What you will do: Repeat the records verbatim and leave the pictures out of your copy.

Stored items:
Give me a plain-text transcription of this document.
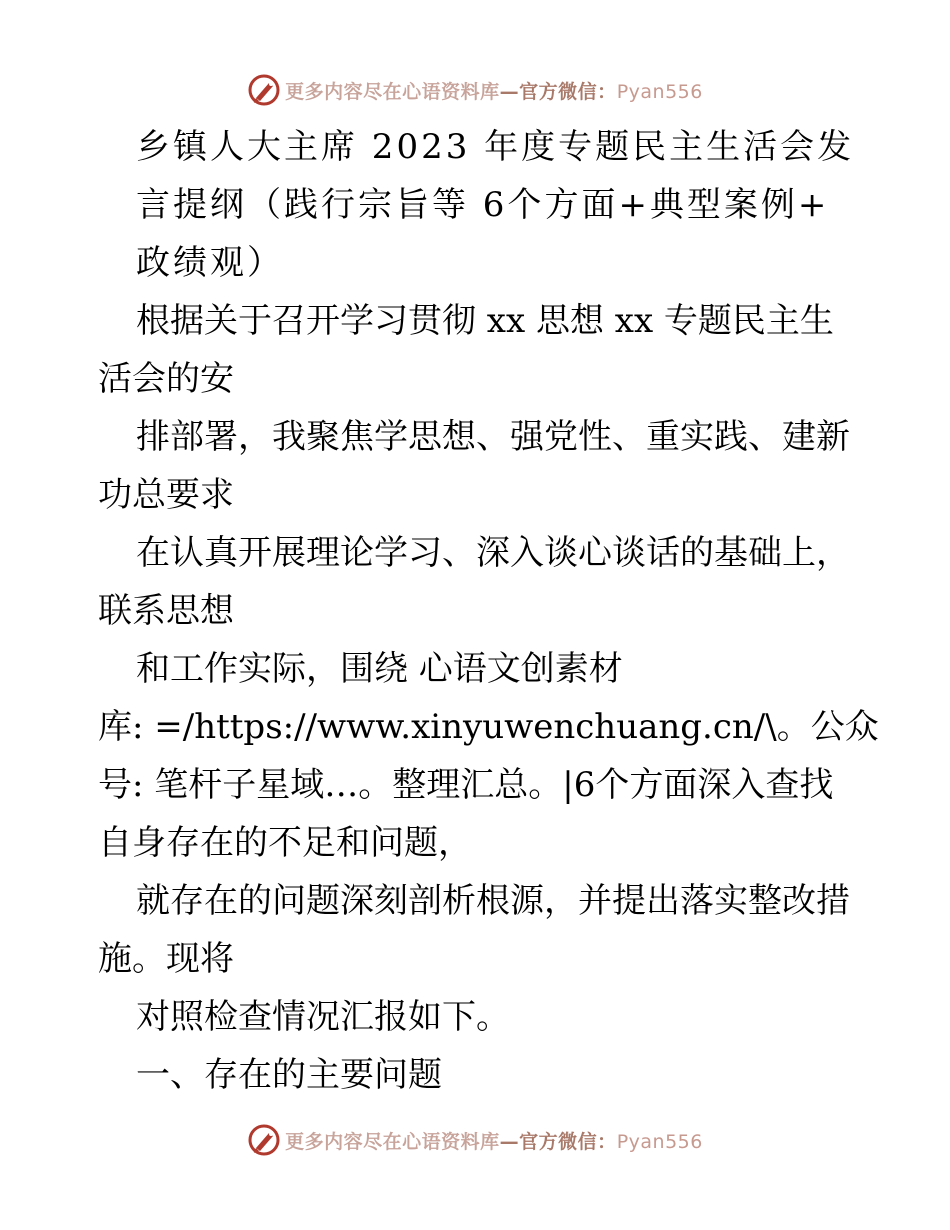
更多内容尽在心语资料库—官方微信：Pyan556
乡镇人大主席 2023 年度专题民主生活会发
言提纲（践行宗旨等 6个方面+典型案例+
政绩观）
根据关于召开学习贯彻 xx 思想 xx 专题民主生
活会的安
排部署，我聚焦学思想、强党性、重实践、建新
功总要求
在认真开展理论学习、深入谈心谈话的基础上，
联系思想
和工作实际，围绕 心语文创素材
库: =/https://www.xinyuwenchuang.cn/\。公众
号: 笔杆子星域…。整理汇总。|6个方面深入查找
自身存在的不足和问题，
就存在的问题深刻剖析根源，并提出落实整改措
施。现将
对照检查情况汇报如下。
一、存在的主要问题
更多内容尽在心语资料库—官方微信：Pyan556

Solution:
Give me a plain-text transcription of this document.
更多内容尽在心语资料库—官方微信：Pyan556
乡镇人大主席 2023 年度专题民主生活会发
言提纲（践行宗旨等 6个方面+典型案例+
政绩观）
根据关于召开学习贯彻 xx 思想 xx 专题民主生
活会的安
排部署，我聚焦学思想、强党性、重实践、建新
功总要求
在认真开展理论学习、深入谈心谈话的基础上，
联系思想
和工作实际，围绕 心语文创素材
库: =/https://www.xinyuwenchuang.cn/\。公众
号: 笔杆子星域…。整理汇总。|6个方面深入查找
自身存在的不足和问题，
就存在的问题深刻剖析根源，并提出落实整改措
施。现将
对照检查情况汇报如下。
一、存在的主要问题
更多内容尽在心语资料库—官方微信：Pyan556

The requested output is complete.